> **TASK TO COMPLETE**
Transcribe every line exactly. Leave the pictures behind.

> **DATASET ROWS**
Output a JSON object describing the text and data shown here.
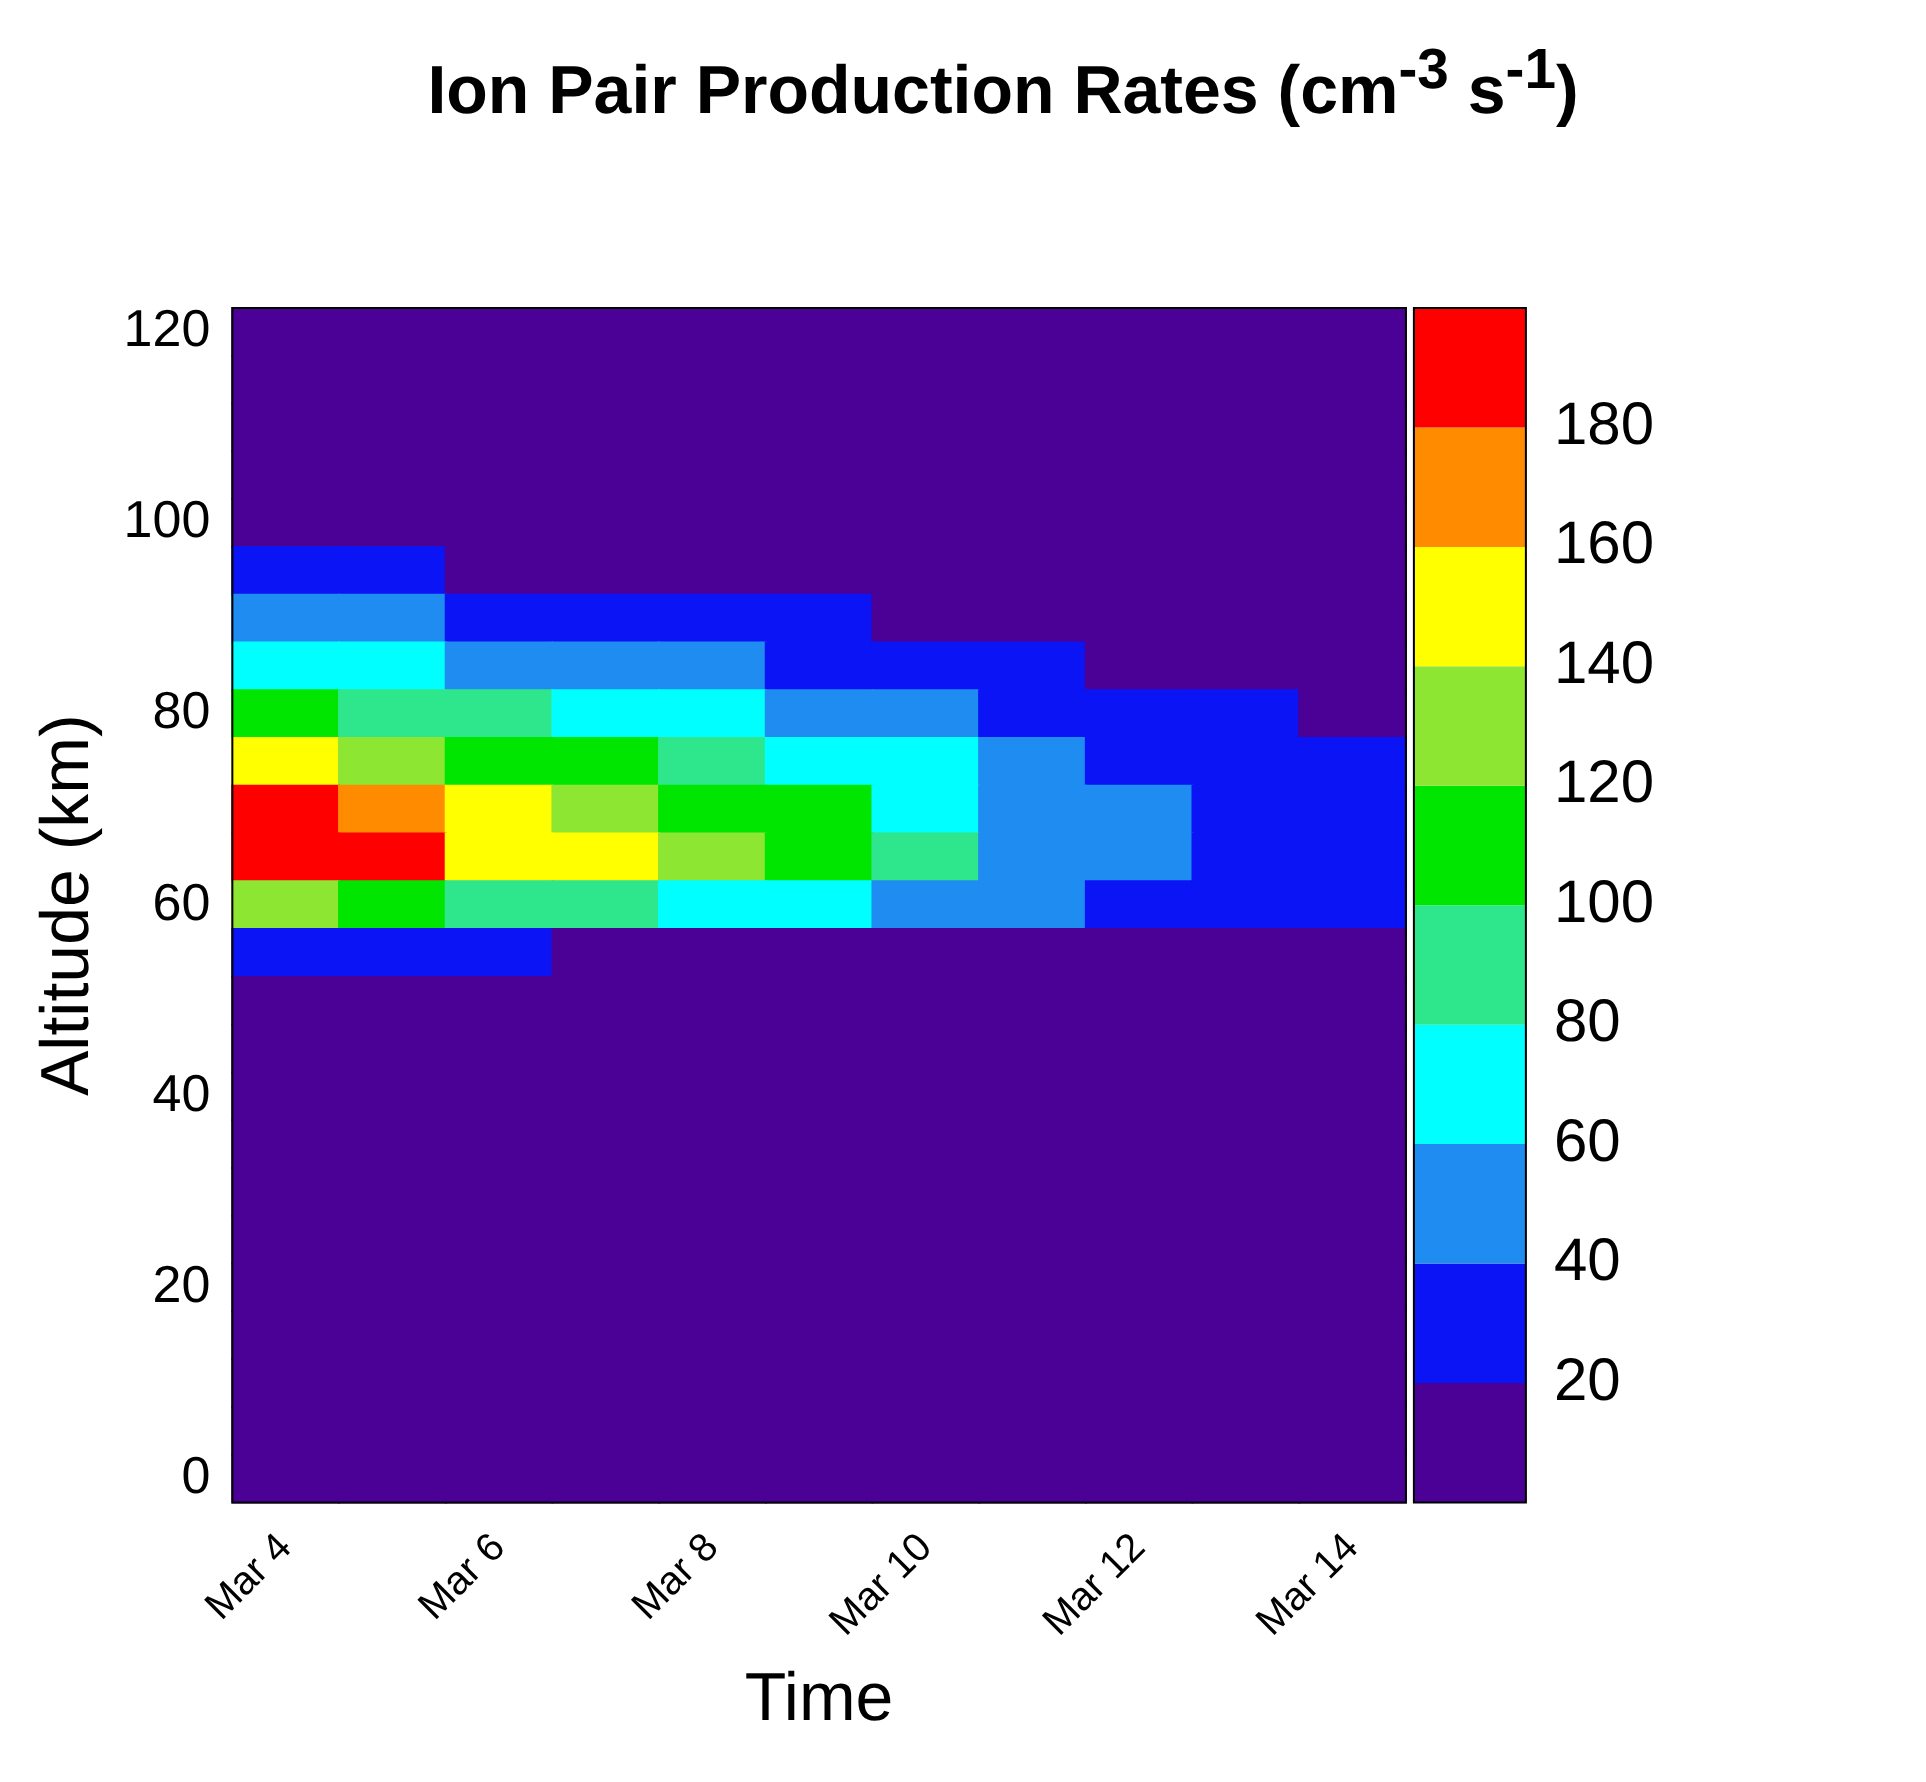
{
  "chart_data": {
    "type": "heatmap",
    "title": "Ion Pair Production Rates (cm$^{-3}$ s$^{-1}$)",
    "xlabel": "Time",
    "ylabel": "Altitude (km)",
    "categories": [
      "Mar 4",
      null,
      "Mar 6",
      null,
      "Mar 8",
      null,
      "Mar 10",
      null,
      "Mar 12",
      null,
      "Mar 14"
    ],
    "y_categories": [
      "120",
      null,
      null,
      null,
      "100",
      null,
      null,
      null,
      "80",
      null,
      null,
      null,
      "60",
      null,
      null,
      null,
      "40",
      null,
      null,
      null,
      "20",
      null,
      null,
      null,
      "0"
    ],
    "cells": [
      [
        5,
        5,
        5,
        5,
        5,
        5,
        5,
        5,
        5,
        5,
        5
      ],
      [
        5,
        5,
        5,
        5,
        5,
        5,
        5,
        5,
        5,
        5,
        5
      ],
      [
        5,
        5,
        5,
        5,
        5,
        5,
        5,
        5,
        5,
        5,
        5
      ],
      [
        5,
        5,
        5,
        5,
        5,
        5,
        5,
        5,
        5,
        5,
        5
      ],
      [
        5,
        5,
        5,
        5,
        5,
        5,
        5,
        5,
        5,
        5,
        5
      ],
      [
        30,
        30,
        10,
        10,
        10,
        10,
        10,
        10,
        10,
        10,
        10
      ],
      [
        50,
        50,
        30,
        30,
        30,
        30,
        10,
        10,
        10,
        10,
        10
      ],
      [
        70,
        70,
        50,
        50,
        50,
        30,
        30,
        30,
        10,
        10,
        10
      ],
      [
        110,
        90,
        90,
        70,
        70,
        50,
        50,
        30,
        30,
        30,
        10
      ],
      [
        150,
        130,
        110,
        110,
        90,
        70,
        70,
        50,
        30,
        30,
        30
      ],
      [
        190,
        170,
        150,
        130,
        110,
        110,
        70,
        50,
        50,
        30,
        30
      ],
      [
        190,
        190,
        150,
        150,
        130,
        110,
        90,
        50,
        50,
        30,
        30
      ],
      [
        130,
        110,
        90,
        90,
        70,
        70,
        50,
        50,
        30,
        30,
        30
      ],
      [
        30,
        30,
        30,
        10,
        10,
        10,
        10,
        10,
        10,
        10,
        10
      ],
      [
        5,
        5,
        5,
        5,
        5,
        5,
        5,
        5,
        5,
        5,
        5
      ],
      [
        5,
        5,
        5,
        5,
        5,
        5,
        5,
        5,
        5,
        5,
        5
      ],
      [
        5,
        5,
        5,
        5,
        5,
        5,
        5,
        5,
        5,
        5,
        5
      ],
      [
        5,
        5,
        5,
        5,
        5,
        5,
        5,
        5,
        5,
        5,
        5
      ],
      [
        5,
        5,
        5,
        5,
        5,
        5,
        5,
        5,
        5,
        5,
        5
      ],
      [
        5,
        5,
        5,
        5,
        5,
        5,
        5,
        5,
        5,
        5,
        5
      ],
      [
        5,
        5,
        5,
        5,
        5,
        5,
        5,
        5,
        5,
        5,
        5
      ],
      [
        5,
        5,
        5,
        5,
        5,
        5,
        5,
        5,
        5,
        5,
        5
      ],
      [
        5,
        5,
        5,
        5,
        5,
        5,
        5,
        5,
        5,
        5,
        5
      ],
      [
        5,
        5,
        5,
        5,
        5,
        5,
        5,
        5,
        5,
        5,
        5
      ],
      [
        5,
        5,
        5,
        5,
        5,
        5,
        5,
        5,
        5,
        5,
        5
      ]
    ],
    "clim": [
      0,
      200
    ],
    "cticks": [
      20,
      40,
      60,
      80,
      100,
      120,
      140,
      160,
      180
    ]
  }
}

> **ANSWER TO THE TASK**
Output a JSON object describing the text and data shown here.
{
  "chart_data": {
    "type": "heatmap",
    "title": "Ion Pair Production Rates (cm$^{-3}$ s$^{-1}$)",
    "xlabel": "Time",
    "ylabel": "Altitude (km)",
    "categories": [
      "Mar 4",
      null,
      "Mar 6",
      null,
      "Mar 8",
      null,
      "Mar 10",
      null,
      "Mar 12",
      null,
      "Mar 14"
    ],
    "y_categories": [
      "120",
      null,
      null,
      null,
      "100",
      null,
      null,
      null,
      "80",
      null,
      null,
      null,
      "60",
      null,
      null,
      null,
      "40",
      null,
      null,
      null,
      "20",
      null,
      null,
      null,
      "0"
    ],
    "cells": [
      [
        5,
        5,
        5,
        5,
        5,
        5,
        5,
        5,
        5,
        5,
        5
      ],
      [
        5,
        5,
        5,
        5,
        5,
        5,
        5,
        5,
        5,
        5,
        5
      ],
      [
        5,
        5,
        5,
        5,
        5,
        5,
        5,
        5,
        5,
        5,
        5
      ],
      [
        5,
        5,
        5,
        5,
        5,
        5,
        5,
        5,
        5,
        5,
        5
      ],
      [
        5,
        5,
        5,
        5,
        5,
        5,
        5,
        5,
        5,
        5,
        5
      ],
      [
        30,
        30,
        10,
        10,
        10,
        10,
        10,
        10,
        10,
        10,
        10
      ],
      [
        50,
        50,
        30,
        30,
        30,
        30,
        10,
        10,
        10,
        10,
        10
      ],
      [
        70,
        70,
        50,
        50,
        50,
        30,
        30,
        30,
        10,
        10,
        10
      ],
      [
        110,
        90,
        90,
        70,
        70,
        50,
        50,
        30,
        30,
        30,
        10
      ],
      [
        150,
        130,
        110,
        110,
        90,
        70,
        70,
        50,
        30,
        30,
        30
      ],
      [
        190,
        170,
        150,
        130,
        110,
        110,
        70,
        50,
        50,
        30,
        30
      ],
      [
        190,
        190,
        150,
        150,
        130,
        110,
        90,
        50,
        50,
        30,
        30
      ],
      [
        130,
        110,
        90,
        90,
        70,
        70,
        50,
        50,
        30,
        30,
        30
      ],
      [
        30,
        30,
        30,
        10,
        10,
        10,
        10,
        10,
        10,
        10,
        10
      ],
      [
        5,
        5,
        5,
        5,
        5,
        5,
        5,
        5,
        5,
        5,
        5
      ],
      [
        5,
        5,
        5,
        5,
        5,
        5,
        5,
        5,
        5,
        5,
        5
      ],
      [
        5,
        5,
        5,
        5,
        5,
        5,
        5,
        5,
        5,
        5,
        5
      ],
      [
        5,
        5,
        5,
        5,
        5,
        5,
        5,
        5,
        5,
        5,
        5
      ],
      [
        5,
        5,
        5,
        5,
        5,
        5,
        5,
        5,
        5,
        5,
        5
      ],
      [
        5,
        5,
        5,
        5,
        5,
        5,
        5,
        5,
        5,
        5,
        5
      ],
      [
        5,
        5,
        5,
        5,
        5,
        5,
        5,
        5,
        5,
        5,
        5
      ],
      [
        5,
        5,
        5,
        5,
        5,
        5,
        5,
        5,
        5,
        5,
        5
      ],
      [
        5,
        5,
        5,
        5,
        5,
        5,
        5,
        5,
        5,
        5,
        5
      ],
      [
        5,
        5,
        5,
        5,
        5,
        5,
        5,
        5,
        5,
        5,
        5
      ],
      [
        5,
        5,
        5,
        5,
        5,
        5,
        5,
        5,
        5,
        5,
        5
      ]
    ],
    "clim": [
      0,
      200
    ],
    "cticks": [
      20,
      40,
      60,
      80,
      100,
      120,
      140,
      160,
      180
    ]
  }
}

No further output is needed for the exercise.